> [Passage]
↓

Starring Michael Shannon, Andrew Garfield, and Laura Dern, 99 Homes is a thriller about Florida in the throes of the housing crisis. Garfield and Dern play Dennis and Lynn Nash, a son and mother forced out of their family home. Shannon is their evictor, Rick Carver, a man with a new car, more McMansions than mistresses, and a gun concealed in an ankle holster. While Rick does his best to value practicality over sentimentality, he sees something in the distraught Dennis and offers him a job. To work for Rick is to work for the enemy, and to survive.
RAMIN BAHRANI: Did you know Michael is in a rock-‘n’-roll band?
EMMA BROWN: I did.
BAHRANI: It’s pretty cool, have you ever heard him play?
BROWN: No.
BAHRANI: I have heard him three times I think now. He’s pretty damn good.
MICHAEL SHANNON: That’s the side that I want people to know about me—the rock-‘n’-roll side. I might actually retire from acting and just do music.
BAHRANI: And my films.
BROWN: I think you have too many directors that you’re committed to for you to retire from acting.
SHANNON: Yeah Ramin, Jeff [Nichols], Liza Johnson…
BAHRANI: For this new thing I’m writing now, every time Michael’s character comes in the script I put Talking Heads on.
SHANNON: That’s my favorite band, Talking Heads.
BROWN: Ramin, you said that as soon as you got down to Florida to research 99 Homes, you realized it was going to be a thriller. What kind of movie did you think it was going to be before that?
BAHRANI: I didn’t know exactly what it would be but I assumed it was going to be a social drama. I thought it would be really good. Then when I got down to Florida, a couple of things happened. One was, immediately the structure hit me—quite quickly actually—this deal with the devil film. The guy who gets kicked out of his home, starts to work for the very man who kicked him out, and then he himself gets to the point of evicting people. That seemed like enough for a movie. The more research I did and the more I spent time there, the more I realized that there’s actually some other thing going on, which is guns, violence, deep corruption, thievery, gaming the system, and cons. There was something visceral and frightening about it. I remember when I showed photographs of the real-estate broker to someone and they saw the gun on his ankle, they were like, “Is it a detective?” These were some of the responses I would get early on. I was like, Wow, this could have the gangster element of a guy training this young lad into the seduction of crime. Personally, I liked it as a creative challenge—to do something I hadn’t done. I’ve been trying to continue to push myself into things that I don’t quite know and I’ve never done before. I wanted to push myself creatively as a filmmaker. I thought it could also be new for an audience—when was the last time you saw a humanist thriller or a social thriller?

↑

> [Exercise instructions] According to the interview, what kind of film did Ramin Bahrani assume 99 Homes would be before he went to Florida?

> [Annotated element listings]

↓

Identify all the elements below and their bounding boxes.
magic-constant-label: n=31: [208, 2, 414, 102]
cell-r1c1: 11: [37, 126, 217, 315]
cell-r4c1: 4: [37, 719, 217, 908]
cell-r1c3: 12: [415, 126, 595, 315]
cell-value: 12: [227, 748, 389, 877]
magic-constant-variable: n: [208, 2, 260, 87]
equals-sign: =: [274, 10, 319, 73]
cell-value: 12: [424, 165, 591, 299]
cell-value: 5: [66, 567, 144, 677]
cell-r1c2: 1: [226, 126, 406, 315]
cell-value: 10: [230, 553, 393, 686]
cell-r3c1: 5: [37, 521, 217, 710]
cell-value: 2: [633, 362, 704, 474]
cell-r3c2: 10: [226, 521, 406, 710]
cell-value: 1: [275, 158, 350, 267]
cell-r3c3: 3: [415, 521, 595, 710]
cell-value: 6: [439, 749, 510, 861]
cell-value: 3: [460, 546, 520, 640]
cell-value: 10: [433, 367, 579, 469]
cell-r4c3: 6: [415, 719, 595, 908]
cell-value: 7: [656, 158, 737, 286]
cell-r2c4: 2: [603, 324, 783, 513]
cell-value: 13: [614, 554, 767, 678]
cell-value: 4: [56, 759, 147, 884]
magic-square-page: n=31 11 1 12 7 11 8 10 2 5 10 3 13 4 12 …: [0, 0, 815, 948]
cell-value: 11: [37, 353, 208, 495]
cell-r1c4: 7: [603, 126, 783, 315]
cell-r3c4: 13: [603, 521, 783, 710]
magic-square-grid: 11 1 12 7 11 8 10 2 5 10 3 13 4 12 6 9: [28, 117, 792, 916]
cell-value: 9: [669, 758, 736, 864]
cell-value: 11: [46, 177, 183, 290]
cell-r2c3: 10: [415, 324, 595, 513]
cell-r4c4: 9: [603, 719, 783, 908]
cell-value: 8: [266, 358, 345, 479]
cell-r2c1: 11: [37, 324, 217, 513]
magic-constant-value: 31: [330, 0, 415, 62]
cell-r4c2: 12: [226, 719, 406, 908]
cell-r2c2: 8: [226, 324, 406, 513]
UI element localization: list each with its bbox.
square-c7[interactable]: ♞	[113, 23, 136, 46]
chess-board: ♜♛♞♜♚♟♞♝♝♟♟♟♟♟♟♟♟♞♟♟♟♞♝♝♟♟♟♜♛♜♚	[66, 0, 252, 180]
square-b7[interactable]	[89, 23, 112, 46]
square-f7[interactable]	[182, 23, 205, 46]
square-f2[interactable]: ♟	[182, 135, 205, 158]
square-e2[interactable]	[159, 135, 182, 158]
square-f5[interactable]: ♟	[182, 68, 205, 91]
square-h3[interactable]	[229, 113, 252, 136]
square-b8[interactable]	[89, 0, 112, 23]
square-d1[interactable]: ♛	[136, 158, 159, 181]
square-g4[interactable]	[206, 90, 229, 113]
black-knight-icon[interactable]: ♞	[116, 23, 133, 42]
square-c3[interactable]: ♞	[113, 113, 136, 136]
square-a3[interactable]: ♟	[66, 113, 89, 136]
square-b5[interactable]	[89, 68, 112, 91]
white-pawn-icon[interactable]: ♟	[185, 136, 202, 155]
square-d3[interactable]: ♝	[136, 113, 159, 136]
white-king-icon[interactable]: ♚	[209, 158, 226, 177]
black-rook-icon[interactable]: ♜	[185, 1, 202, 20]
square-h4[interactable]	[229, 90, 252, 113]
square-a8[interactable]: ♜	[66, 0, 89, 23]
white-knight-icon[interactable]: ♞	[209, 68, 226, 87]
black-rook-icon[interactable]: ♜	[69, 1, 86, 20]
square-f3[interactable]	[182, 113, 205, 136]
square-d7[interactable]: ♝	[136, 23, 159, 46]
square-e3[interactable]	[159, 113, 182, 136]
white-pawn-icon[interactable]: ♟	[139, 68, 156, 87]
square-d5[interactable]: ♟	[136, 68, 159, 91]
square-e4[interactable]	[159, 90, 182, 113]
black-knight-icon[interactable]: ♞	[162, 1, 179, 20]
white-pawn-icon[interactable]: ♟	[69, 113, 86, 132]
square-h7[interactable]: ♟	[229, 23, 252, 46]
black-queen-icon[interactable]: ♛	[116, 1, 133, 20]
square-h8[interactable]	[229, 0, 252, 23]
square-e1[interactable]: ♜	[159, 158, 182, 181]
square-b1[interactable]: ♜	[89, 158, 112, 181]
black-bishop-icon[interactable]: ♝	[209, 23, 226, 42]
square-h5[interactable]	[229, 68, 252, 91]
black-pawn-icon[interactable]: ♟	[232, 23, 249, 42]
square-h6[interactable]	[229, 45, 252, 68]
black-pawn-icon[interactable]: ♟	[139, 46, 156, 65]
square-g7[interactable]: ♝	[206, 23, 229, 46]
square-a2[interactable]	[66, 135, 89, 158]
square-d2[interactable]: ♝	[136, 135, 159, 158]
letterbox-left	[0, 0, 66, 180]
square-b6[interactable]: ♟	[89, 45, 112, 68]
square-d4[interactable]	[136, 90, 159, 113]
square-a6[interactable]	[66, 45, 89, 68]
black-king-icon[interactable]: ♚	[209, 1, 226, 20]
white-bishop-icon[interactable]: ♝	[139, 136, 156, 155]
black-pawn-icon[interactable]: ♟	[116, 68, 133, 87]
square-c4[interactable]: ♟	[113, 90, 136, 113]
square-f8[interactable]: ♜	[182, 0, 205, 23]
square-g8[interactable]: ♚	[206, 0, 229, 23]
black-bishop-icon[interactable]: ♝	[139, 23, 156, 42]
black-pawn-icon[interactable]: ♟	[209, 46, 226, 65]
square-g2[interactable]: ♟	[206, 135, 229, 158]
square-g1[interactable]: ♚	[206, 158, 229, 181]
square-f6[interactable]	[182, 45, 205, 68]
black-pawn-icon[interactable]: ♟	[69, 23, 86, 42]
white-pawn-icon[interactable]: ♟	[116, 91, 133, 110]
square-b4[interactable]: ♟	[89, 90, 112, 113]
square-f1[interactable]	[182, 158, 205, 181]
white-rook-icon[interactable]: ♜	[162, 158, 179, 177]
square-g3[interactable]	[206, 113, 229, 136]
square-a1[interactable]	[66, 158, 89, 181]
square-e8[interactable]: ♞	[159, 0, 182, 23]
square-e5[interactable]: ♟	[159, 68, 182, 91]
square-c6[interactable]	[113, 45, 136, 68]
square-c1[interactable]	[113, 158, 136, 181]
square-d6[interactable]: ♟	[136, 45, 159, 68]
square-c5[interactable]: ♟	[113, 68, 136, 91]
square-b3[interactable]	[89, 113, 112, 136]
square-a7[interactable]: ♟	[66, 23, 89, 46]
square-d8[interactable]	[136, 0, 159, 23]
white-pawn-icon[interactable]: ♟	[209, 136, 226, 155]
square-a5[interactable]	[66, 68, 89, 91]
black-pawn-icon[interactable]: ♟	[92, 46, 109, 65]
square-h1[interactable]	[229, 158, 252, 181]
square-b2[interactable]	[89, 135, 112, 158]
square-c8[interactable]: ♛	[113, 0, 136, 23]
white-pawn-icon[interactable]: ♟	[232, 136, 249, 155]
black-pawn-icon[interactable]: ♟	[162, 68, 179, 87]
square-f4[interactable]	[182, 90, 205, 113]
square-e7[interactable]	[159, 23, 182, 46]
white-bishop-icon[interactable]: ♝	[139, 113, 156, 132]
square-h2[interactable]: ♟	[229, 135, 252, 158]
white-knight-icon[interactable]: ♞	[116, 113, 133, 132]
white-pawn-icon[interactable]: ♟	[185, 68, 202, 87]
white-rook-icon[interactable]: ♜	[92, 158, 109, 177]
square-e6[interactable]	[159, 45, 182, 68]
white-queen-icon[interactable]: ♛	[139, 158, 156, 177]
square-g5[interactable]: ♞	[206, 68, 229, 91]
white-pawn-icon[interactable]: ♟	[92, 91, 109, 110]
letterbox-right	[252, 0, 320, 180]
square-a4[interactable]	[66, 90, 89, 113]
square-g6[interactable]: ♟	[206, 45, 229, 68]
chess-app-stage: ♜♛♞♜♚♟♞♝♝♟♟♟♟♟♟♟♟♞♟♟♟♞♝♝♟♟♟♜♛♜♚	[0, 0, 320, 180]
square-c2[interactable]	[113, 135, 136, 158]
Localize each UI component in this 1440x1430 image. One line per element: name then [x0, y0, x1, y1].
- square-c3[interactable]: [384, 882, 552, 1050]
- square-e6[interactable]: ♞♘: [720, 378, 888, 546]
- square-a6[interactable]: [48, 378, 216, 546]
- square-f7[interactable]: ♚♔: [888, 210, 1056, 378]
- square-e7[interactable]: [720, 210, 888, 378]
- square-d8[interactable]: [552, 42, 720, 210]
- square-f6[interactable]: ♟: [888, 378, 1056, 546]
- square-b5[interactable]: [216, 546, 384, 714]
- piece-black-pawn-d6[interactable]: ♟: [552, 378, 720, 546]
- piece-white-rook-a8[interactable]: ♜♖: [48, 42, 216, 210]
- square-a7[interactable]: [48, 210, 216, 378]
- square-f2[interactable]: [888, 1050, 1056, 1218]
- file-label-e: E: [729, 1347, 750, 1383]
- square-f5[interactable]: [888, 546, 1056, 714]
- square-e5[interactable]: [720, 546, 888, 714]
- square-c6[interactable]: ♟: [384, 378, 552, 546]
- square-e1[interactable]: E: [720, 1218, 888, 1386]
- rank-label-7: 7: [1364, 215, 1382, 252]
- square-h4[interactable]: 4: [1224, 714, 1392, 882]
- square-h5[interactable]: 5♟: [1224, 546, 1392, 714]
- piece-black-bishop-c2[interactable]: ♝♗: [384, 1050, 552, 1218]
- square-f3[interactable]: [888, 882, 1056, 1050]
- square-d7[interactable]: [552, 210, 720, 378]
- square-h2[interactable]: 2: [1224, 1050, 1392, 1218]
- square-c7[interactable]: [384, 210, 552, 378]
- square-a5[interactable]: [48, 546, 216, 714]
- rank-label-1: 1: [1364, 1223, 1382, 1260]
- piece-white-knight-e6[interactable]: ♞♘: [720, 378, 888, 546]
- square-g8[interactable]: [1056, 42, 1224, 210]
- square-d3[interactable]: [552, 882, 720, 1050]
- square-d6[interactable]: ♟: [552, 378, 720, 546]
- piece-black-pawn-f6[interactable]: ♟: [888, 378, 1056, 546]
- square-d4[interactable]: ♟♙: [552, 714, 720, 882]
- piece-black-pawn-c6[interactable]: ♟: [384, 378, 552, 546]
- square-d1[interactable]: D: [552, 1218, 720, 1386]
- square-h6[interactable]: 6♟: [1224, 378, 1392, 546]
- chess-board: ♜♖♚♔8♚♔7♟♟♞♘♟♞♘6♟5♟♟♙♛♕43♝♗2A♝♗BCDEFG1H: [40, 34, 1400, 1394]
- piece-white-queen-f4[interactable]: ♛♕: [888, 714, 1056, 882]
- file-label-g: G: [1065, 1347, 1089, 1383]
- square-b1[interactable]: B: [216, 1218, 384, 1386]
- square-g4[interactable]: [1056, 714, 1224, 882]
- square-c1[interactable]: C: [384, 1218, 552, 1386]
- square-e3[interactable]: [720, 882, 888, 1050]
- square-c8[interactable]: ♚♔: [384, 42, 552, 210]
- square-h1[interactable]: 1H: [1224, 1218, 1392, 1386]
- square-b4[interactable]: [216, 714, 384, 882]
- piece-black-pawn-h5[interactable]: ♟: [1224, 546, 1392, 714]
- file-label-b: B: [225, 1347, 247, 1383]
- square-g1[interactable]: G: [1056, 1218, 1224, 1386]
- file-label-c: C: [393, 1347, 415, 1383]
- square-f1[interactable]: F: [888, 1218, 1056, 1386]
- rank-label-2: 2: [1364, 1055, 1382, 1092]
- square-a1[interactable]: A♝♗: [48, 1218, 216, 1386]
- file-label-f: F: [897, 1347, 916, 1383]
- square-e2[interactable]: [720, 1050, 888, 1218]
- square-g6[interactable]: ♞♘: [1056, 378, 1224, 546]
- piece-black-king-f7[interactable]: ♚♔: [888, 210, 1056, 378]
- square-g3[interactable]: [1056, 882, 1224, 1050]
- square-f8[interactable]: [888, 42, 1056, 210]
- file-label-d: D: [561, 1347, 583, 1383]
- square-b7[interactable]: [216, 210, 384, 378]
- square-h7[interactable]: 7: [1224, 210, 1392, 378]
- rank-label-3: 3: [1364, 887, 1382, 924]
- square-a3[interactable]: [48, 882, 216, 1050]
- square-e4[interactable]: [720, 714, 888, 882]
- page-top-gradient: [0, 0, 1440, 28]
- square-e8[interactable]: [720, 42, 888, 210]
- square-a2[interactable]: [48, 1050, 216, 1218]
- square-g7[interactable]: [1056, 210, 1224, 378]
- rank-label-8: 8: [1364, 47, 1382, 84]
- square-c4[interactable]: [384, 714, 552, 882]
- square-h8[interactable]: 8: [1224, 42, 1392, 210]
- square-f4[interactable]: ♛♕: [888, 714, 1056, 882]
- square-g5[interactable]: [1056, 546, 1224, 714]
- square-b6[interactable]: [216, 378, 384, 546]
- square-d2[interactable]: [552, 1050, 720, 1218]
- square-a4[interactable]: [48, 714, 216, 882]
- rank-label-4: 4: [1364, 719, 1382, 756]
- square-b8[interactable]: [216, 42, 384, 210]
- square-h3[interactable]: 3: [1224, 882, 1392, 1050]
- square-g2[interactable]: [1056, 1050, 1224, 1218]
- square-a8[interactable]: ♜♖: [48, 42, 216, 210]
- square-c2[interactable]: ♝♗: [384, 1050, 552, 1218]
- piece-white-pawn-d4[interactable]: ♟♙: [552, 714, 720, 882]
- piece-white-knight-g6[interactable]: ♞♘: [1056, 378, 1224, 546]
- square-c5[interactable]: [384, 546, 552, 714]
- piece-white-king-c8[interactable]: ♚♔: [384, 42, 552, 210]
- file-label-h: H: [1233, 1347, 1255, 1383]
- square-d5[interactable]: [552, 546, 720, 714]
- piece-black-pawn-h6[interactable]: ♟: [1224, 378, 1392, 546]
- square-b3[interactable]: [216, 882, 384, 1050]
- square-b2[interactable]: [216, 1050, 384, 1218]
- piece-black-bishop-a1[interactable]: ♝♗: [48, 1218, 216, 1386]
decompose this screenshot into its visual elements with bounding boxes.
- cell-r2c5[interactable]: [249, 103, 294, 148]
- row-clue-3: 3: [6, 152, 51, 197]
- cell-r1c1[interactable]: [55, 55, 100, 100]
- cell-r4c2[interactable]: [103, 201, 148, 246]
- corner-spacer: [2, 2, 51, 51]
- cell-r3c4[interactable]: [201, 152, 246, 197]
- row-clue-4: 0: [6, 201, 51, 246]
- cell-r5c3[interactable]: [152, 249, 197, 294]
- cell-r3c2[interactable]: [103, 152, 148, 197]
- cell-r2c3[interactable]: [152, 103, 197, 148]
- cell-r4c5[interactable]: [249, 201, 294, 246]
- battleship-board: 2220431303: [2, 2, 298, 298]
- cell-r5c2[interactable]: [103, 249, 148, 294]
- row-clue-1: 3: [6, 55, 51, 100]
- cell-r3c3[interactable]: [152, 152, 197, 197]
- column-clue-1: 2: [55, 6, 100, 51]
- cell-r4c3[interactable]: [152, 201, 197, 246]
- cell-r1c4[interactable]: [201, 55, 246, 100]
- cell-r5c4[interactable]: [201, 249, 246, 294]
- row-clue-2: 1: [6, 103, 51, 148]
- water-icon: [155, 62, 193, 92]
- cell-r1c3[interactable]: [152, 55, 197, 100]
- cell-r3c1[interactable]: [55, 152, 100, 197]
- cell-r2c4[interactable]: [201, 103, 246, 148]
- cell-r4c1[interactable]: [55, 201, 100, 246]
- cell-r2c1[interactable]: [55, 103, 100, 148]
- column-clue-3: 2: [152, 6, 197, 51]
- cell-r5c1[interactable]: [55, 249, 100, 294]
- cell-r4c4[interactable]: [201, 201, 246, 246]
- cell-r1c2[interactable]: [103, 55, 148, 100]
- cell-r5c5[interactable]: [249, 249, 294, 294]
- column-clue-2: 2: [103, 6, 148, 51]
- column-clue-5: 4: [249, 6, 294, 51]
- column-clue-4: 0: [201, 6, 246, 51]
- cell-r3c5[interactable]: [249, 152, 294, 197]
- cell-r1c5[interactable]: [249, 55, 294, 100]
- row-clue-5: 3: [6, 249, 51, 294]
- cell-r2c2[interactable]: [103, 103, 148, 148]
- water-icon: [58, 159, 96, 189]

↑

> [Expected output] A social drama.